What you have to do: Retype the material below. Keep every word exactly as it is.

Raw data:
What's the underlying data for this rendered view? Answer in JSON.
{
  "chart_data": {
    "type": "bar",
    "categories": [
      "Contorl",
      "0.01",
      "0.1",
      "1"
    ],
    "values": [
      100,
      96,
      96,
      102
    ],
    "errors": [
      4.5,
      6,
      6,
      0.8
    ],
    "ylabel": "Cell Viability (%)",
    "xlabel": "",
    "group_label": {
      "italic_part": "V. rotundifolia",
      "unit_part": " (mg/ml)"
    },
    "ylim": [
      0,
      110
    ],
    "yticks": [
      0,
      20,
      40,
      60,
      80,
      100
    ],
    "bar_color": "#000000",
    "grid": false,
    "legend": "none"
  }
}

Response:
What's the underlying data for this rendered view? Answer in JSON.
{
  "chart_data": {
    "type": "bar",
    "categories": [
      "Contorl",
      "0.01",
      "0.1",
      "1"
    ],
    "values": [
      100,
      96,
      96,
      102
    ],
    "errors": [
      4.5,
      6,
      6,
      0.8
    ],
    "ylabel": "Cell Viability (%)",
    "xlabel": "",
    "group_label": {
      "italic_part": "V. rotundifolia",
      "unit_part": " (mg/ml)"
    },
    "ylim": [
      0,
      110
    ],
    "yticks": [
      0,
      20,
      40,
      60,
      80,
      100
    ],
    "bar_color": "#000000",
    "grid": false,
    "legend": "none"
  }
}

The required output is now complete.